Copy out all lines of the records in which the word "ffffff" appears.

[Excerpted records]:
++++++++++
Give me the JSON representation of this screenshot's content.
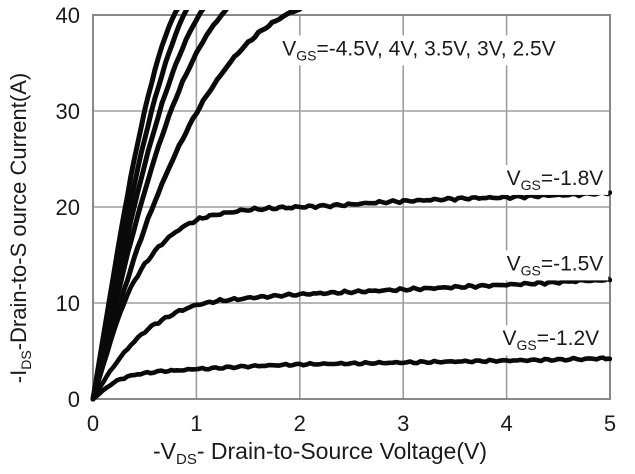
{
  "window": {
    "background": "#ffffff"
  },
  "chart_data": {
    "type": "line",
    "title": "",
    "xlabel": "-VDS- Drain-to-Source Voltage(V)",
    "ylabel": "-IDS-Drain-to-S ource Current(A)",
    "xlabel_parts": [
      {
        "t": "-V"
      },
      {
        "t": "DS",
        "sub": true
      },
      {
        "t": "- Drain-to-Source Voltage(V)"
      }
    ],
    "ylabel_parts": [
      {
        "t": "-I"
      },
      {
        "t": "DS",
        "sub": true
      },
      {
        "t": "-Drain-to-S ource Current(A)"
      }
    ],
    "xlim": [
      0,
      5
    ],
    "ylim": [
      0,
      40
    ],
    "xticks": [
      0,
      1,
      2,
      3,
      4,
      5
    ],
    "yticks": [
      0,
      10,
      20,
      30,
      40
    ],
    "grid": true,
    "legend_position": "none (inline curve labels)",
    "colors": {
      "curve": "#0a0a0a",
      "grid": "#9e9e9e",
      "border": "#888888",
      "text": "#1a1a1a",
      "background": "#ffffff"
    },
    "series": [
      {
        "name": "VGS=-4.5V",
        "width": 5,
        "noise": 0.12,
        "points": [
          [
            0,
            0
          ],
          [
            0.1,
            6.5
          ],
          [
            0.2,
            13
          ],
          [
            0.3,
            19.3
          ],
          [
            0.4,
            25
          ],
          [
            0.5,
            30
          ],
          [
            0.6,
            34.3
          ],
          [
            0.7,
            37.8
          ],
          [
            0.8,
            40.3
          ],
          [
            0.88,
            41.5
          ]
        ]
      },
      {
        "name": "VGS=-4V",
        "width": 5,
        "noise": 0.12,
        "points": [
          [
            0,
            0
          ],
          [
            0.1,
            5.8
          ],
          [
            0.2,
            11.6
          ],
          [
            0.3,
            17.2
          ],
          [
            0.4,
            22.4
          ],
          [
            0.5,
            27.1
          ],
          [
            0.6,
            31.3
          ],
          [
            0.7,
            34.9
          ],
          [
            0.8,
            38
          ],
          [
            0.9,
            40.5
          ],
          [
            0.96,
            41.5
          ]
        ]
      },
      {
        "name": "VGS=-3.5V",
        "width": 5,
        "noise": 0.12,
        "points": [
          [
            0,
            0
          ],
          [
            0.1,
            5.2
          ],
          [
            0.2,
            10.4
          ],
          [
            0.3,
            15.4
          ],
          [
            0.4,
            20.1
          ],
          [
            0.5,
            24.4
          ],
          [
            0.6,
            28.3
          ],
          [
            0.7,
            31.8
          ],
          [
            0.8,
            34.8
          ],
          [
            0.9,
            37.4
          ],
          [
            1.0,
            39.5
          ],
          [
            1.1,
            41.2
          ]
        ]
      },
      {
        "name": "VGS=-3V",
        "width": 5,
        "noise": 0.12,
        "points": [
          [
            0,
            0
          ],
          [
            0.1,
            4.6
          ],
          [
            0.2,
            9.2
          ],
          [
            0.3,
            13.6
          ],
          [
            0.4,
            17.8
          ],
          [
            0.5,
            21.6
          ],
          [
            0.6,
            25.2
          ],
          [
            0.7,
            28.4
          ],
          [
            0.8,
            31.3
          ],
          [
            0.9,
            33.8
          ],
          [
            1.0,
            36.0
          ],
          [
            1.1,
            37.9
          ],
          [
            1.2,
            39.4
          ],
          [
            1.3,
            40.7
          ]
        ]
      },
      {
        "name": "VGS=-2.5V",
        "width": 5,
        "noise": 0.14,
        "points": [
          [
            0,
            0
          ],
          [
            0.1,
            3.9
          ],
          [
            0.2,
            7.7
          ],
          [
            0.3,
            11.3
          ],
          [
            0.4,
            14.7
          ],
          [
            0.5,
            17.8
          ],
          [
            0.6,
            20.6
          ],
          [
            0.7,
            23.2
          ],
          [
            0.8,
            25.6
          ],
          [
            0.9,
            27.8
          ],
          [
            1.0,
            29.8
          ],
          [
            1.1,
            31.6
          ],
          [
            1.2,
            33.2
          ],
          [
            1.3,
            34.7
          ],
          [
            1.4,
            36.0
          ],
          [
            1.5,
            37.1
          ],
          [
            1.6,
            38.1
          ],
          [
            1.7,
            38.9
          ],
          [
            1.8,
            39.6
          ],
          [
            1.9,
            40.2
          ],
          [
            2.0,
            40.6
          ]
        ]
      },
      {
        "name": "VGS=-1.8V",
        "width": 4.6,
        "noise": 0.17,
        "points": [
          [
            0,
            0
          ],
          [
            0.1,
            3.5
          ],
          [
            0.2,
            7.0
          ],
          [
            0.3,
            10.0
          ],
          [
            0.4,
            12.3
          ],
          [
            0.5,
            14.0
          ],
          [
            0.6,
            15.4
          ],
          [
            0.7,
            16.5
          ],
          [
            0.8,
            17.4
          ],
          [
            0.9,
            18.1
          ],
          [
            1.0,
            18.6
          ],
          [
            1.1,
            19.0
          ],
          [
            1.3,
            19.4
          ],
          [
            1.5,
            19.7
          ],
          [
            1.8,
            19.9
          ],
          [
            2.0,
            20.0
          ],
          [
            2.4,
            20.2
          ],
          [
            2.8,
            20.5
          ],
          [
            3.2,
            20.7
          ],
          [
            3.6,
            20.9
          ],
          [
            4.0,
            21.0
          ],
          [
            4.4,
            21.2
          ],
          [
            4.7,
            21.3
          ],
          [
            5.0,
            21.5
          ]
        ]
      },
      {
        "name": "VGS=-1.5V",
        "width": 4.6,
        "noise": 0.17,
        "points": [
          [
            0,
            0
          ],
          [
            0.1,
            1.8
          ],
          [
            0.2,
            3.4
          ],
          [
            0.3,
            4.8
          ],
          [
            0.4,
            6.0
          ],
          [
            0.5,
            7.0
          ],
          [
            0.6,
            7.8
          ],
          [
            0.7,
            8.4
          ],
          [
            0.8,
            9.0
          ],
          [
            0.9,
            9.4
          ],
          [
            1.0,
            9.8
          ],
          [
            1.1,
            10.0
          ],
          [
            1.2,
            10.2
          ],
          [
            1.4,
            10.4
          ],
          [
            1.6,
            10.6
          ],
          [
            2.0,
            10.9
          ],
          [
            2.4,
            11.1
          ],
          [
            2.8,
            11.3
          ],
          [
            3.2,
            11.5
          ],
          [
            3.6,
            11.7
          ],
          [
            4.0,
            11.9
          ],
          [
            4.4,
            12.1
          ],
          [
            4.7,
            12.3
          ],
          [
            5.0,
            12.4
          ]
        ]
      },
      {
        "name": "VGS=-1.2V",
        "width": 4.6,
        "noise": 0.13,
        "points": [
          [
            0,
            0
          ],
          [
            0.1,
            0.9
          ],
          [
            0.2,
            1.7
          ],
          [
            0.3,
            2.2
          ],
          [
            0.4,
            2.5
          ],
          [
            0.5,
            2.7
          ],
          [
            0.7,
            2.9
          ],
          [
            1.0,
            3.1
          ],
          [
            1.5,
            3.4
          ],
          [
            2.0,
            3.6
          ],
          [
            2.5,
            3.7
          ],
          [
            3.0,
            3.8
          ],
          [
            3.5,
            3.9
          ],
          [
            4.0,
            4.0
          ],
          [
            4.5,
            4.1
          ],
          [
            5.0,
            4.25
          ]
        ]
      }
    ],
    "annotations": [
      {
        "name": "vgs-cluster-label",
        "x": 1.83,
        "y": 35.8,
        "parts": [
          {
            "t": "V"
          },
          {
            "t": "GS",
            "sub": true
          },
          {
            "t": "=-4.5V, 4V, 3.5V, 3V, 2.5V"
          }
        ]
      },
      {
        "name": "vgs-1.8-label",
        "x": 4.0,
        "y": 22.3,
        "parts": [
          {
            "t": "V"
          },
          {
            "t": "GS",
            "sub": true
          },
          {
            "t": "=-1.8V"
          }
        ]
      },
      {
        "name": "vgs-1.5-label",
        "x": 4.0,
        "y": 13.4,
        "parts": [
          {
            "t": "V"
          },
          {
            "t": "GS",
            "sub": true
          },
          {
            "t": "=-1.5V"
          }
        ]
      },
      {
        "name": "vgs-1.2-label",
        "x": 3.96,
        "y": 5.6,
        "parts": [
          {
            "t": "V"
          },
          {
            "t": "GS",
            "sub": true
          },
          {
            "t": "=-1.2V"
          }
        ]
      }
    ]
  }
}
++++++++++
[Task output]:
    "background": "#ffffff"
      "background": "#ffffff"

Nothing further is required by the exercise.